Start

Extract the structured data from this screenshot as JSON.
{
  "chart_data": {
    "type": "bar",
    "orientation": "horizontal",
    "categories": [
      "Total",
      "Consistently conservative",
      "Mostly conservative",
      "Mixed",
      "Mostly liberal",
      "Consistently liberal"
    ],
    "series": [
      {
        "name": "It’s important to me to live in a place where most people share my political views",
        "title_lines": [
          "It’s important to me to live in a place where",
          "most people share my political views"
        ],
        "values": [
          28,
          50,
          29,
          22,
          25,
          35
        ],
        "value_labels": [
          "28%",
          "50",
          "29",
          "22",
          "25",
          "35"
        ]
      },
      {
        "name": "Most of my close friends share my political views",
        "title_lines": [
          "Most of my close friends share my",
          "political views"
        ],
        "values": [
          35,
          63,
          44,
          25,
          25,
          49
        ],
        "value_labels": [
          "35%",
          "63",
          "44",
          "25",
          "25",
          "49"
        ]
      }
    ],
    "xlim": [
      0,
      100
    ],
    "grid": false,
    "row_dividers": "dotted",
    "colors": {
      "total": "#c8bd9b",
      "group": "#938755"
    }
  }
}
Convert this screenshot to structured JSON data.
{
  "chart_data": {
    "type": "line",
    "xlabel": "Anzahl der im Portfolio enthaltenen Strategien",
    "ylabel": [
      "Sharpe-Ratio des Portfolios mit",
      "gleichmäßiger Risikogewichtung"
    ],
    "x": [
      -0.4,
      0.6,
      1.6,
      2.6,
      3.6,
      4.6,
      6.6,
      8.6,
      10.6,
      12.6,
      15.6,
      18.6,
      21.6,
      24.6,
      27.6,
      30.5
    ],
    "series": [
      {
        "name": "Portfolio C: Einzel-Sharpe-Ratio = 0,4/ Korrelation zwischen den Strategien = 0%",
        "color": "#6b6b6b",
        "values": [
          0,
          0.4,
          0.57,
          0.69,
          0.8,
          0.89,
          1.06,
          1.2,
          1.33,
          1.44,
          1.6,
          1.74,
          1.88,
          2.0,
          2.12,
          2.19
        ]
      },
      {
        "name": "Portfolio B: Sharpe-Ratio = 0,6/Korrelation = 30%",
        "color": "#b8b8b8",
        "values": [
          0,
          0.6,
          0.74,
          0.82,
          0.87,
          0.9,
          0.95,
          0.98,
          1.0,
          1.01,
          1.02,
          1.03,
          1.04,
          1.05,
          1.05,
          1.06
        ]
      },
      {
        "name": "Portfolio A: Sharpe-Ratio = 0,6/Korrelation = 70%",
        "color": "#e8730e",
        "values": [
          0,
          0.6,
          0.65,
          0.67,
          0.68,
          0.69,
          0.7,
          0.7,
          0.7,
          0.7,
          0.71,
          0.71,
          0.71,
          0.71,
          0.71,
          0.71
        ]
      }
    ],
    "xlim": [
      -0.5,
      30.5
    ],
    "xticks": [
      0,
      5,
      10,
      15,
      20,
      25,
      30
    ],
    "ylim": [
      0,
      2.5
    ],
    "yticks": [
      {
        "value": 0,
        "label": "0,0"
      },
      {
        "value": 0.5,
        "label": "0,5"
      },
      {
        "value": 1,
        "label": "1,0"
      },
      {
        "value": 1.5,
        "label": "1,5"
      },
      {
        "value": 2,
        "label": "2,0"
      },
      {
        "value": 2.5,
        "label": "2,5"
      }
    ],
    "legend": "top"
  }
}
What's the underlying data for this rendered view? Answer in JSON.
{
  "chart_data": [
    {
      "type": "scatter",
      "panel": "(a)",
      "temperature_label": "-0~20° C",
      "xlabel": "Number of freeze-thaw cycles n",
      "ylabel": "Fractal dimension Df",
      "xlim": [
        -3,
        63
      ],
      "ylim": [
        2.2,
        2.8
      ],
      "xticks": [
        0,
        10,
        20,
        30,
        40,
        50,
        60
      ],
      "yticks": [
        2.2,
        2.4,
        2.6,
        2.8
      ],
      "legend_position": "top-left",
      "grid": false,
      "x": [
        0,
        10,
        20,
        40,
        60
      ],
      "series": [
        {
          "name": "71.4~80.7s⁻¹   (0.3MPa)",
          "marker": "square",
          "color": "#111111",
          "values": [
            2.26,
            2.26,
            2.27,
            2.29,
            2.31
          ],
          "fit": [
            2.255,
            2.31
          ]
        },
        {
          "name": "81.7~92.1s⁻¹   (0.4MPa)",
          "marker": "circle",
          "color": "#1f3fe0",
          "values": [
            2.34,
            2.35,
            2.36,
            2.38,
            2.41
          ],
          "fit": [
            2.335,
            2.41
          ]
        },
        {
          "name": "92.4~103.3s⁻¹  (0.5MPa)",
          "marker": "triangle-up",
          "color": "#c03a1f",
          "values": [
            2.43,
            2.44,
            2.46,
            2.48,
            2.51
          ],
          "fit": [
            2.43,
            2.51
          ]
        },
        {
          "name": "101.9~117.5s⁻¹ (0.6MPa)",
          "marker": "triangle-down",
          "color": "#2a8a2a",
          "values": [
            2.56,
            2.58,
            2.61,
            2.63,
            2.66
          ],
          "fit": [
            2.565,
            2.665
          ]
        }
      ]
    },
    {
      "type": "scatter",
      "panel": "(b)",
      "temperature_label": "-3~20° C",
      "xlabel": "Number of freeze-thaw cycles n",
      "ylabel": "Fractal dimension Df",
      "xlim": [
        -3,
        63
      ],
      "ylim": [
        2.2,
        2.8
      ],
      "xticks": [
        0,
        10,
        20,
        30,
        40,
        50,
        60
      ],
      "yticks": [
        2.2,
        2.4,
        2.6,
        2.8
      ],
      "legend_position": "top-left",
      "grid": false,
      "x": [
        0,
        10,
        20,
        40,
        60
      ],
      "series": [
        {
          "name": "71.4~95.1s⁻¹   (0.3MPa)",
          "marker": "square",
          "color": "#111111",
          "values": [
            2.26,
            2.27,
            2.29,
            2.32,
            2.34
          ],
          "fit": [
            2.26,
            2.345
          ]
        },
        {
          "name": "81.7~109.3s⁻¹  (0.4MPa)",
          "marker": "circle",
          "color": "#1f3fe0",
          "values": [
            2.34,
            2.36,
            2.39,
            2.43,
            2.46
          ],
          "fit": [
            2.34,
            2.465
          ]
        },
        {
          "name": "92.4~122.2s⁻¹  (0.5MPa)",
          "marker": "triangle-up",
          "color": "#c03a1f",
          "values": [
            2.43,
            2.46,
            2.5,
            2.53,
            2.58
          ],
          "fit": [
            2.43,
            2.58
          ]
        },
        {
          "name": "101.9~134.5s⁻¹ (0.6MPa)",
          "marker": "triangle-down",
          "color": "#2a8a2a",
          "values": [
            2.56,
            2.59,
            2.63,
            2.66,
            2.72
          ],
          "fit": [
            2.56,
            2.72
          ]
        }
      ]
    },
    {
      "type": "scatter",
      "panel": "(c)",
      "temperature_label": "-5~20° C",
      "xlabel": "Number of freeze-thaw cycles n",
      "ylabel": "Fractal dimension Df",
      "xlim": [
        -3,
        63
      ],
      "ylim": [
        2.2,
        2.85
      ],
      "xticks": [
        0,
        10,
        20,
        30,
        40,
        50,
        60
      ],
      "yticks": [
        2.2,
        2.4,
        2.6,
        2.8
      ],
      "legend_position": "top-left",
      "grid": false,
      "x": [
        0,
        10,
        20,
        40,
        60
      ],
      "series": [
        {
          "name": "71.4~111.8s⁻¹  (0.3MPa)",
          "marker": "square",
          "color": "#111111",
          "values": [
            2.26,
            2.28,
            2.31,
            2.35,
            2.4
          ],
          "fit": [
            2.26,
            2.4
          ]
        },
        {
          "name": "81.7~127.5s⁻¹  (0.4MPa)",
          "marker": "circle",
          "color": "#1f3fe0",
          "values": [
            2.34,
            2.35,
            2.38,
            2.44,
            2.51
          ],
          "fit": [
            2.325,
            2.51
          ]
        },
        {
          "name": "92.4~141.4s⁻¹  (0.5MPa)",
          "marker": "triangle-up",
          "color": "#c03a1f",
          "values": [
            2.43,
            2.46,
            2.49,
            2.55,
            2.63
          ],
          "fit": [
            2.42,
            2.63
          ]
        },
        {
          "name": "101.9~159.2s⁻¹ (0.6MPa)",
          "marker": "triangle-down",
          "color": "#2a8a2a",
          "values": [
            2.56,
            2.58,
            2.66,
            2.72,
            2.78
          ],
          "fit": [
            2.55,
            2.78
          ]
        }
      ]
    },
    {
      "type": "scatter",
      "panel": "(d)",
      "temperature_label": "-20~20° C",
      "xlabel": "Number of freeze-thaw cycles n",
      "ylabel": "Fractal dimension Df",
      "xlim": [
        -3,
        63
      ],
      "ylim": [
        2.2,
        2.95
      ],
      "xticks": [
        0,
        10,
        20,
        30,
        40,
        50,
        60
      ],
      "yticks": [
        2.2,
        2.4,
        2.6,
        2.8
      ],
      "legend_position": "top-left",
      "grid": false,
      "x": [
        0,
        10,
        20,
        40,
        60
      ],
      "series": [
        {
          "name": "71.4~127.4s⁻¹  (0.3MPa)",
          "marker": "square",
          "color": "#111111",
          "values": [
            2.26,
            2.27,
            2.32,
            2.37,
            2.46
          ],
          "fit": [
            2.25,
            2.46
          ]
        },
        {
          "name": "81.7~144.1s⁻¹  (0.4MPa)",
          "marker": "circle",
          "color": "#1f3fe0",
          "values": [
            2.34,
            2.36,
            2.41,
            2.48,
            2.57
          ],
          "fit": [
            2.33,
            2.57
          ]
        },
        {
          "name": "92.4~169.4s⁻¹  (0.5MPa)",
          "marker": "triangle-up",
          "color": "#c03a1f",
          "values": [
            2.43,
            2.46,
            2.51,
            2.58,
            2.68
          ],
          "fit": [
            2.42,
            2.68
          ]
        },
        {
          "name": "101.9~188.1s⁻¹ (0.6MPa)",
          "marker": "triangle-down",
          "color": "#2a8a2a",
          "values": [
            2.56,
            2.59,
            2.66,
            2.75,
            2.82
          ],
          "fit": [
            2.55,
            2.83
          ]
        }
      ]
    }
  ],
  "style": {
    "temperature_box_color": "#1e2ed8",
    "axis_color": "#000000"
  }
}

End

• Stated task: Check each line of the data above for the word "Ratio" and say how many lines have it. Give the number alone.

• Final result: 4